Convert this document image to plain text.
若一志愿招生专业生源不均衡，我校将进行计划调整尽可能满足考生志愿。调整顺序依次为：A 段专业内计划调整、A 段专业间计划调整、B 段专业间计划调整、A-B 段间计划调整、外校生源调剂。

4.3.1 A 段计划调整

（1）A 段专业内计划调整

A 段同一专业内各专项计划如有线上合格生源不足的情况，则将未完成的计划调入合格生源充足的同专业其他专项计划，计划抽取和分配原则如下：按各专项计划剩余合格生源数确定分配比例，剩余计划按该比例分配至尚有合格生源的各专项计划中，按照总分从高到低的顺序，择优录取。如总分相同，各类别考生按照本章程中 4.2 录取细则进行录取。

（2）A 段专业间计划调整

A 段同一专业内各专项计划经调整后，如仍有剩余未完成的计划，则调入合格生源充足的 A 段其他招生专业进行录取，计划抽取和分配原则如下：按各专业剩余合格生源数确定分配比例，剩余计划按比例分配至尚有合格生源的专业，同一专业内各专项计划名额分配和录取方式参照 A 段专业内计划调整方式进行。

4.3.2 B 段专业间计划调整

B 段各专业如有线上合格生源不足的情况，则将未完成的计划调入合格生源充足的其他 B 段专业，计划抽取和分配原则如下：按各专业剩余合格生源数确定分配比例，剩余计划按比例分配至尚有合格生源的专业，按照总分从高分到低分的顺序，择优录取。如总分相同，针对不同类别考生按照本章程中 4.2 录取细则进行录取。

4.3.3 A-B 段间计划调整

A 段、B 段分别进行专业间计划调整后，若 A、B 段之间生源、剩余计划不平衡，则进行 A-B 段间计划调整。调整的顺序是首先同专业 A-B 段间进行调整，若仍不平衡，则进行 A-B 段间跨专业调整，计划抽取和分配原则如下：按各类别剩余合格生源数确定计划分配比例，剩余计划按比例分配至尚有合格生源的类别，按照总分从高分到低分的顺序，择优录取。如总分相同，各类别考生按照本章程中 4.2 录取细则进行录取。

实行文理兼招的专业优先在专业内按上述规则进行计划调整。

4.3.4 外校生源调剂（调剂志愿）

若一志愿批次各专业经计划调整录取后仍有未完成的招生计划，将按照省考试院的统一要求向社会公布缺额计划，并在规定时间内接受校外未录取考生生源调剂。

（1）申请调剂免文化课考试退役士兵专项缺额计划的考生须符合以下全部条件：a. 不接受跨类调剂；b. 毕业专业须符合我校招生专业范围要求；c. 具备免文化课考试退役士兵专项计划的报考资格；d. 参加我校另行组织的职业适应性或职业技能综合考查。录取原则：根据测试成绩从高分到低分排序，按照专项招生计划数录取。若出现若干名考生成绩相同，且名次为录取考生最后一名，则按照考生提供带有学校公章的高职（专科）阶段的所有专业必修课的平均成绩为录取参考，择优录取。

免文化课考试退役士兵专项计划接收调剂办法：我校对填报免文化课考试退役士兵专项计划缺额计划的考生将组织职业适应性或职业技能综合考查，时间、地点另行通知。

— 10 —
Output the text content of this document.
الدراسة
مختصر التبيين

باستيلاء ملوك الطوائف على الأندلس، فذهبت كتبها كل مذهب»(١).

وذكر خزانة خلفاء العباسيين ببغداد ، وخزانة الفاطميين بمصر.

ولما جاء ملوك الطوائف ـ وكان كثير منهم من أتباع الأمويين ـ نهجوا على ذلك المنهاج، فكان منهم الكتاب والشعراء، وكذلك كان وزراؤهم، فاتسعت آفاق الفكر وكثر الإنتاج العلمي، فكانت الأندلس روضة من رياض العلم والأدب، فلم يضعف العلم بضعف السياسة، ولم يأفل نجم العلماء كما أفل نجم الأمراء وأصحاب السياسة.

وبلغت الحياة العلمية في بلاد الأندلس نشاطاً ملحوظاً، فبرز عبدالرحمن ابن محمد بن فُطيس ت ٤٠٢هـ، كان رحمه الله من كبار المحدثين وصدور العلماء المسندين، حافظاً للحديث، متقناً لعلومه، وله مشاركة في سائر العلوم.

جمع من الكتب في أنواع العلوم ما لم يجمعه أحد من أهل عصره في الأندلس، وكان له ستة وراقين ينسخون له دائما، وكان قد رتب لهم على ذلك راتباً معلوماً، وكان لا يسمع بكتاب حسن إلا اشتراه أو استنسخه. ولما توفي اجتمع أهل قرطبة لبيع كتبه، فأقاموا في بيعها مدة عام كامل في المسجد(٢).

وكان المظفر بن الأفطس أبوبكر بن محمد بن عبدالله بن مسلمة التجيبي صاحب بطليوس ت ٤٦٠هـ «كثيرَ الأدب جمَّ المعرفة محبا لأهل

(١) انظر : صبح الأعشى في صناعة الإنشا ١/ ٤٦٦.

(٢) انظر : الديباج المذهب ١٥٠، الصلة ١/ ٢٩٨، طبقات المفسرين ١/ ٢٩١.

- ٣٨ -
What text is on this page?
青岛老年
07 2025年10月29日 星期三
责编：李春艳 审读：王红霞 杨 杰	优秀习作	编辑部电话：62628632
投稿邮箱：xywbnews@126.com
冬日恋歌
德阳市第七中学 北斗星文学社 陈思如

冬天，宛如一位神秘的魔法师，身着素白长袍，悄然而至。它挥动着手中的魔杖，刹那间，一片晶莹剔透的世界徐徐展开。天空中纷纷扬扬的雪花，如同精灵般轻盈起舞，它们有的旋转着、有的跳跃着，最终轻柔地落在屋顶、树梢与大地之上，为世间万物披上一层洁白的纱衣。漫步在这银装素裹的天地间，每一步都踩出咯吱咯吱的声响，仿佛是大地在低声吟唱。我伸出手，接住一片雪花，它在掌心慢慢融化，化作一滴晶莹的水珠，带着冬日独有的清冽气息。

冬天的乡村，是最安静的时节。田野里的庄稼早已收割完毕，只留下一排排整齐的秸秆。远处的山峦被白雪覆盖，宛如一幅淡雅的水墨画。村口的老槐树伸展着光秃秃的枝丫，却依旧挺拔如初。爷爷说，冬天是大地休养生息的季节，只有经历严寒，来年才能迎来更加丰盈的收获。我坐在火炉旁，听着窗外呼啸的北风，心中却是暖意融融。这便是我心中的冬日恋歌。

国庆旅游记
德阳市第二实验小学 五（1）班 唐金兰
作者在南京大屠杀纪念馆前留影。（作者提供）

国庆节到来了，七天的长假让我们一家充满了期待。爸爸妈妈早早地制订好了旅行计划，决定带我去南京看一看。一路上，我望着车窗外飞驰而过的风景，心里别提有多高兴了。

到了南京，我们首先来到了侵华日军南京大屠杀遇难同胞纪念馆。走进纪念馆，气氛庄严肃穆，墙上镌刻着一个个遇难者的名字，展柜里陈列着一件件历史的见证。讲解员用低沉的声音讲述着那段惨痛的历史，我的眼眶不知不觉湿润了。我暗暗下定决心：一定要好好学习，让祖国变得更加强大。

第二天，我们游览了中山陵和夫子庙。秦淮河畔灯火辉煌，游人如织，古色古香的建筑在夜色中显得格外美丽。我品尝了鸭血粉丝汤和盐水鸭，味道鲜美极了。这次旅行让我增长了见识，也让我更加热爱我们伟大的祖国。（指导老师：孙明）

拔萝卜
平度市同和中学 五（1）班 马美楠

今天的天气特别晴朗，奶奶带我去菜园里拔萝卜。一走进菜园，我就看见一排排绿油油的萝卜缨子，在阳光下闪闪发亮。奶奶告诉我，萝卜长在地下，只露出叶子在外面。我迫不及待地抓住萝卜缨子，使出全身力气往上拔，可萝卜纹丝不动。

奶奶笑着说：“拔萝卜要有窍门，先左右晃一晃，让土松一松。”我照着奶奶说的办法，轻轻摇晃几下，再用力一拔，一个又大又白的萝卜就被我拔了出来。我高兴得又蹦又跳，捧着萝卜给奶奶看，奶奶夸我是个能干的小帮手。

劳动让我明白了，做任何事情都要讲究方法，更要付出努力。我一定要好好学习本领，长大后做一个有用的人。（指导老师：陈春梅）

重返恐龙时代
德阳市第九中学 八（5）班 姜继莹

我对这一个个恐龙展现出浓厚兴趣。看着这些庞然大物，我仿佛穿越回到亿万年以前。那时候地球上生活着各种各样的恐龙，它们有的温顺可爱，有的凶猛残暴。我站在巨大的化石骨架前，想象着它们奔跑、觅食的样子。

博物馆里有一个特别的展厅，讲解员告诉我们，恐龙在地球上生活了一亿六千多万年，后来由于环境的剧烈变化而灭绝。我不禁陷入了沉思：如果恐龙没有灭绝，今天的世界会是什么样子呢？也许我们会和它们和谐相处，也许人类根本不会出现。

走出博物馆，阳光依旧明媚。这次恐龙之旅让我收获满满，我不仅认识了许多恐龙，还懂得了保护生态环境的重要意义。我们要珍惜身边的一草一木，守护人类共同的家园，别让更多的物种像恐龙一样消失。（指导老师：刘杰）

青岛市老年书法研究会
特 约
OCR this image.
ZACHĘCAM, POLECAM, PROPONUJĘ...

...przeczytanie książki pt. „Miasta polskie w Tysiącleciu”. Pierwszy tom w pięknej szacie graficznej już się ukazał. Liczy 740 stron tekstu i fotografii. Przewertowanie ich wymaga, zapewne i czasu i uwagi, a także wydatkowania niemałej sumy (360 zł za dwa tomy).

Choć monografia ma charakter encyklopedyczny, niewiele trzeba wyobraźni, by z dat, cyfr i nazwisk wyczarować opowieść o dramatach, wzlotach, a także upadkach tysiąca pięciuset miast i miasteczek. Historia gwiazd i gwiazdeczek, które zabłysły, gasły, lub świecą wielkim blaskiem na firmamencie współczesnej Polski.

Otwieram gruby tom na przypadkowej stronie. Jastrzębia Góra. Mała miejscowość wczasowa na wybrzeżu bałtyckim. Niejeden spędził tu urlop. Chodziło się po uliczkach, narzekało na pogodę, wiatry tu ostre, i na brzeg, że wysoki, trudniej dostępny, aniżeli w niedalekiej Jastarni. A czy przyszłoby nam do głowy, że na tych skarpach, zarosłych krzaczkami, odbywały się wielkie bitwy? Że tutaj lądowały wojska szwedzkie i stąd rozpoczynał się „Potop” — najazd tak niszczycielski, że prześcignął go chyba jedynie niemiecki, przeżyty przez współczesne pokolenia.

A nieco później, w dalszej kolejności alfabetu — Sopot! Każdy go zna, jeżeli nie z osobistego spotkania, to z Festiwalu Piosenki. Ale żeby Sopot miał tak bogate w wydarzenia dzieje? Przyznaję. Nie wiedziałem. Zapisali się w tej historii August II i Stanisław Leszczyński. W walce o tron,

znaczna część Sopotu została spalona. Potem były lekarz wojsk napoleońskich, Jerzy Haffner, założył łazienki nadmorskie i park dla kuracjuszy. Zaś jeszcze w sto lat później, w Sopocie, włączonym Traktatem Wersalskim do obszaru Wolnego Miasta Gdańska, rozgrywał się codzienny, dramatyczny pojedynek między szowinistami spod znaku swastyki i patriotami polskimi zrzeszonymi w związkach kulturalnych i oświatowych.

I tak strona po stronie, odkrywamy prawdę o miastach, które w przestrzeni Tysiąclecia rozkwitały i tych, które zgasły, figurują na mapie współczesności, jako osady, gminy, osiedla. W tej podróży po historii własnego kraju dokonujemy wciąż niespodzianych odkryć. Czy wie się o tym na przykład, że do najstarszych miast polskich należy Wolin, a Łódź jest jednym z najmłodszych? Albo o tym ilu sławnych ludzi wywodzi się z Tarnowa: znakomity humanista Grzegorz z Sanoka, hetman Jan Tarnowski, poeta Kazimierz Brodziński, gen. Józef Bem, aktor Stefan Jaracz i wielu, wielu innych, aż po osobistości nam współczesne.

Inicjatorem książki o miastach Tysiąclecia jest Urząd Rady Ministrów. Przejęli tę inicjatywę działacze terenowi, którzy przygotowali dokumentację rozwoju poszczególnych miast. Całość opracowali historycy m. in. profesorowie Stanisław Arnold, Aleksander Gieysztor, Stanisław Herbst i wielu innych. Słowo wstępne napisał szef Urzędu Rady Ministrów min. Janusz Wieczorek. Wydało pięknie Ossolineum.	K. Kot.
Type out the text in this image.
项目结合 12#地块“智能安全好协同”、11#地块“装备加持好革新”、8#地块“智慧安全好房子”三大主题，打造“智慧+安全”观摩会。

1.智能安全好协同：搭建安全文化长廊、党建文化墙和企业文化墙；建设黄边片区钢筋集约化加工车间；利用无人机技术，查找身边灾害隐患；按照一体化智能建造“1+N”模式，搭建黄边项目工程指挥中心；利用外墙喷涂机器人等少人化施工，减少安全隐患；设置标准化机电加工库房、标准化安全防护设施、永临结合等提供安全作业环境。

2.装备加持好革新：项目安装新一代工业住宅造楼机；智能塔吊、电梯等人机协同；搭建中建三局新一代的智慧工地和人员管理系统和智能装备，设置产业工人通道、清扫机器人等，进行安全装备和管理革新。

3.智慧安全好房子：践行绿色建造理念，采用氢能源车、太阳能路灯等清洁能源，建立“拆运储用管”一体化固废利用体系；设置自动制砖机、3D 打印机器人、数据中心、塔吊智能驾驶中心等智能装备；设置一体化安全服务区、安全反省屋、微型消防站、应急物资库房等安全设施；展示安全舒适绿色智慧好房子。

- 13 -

*AIM:* State the count of lines that contain the string "العلوم". Nothing else is needed.

*COMPLETE RESPONSE:* 2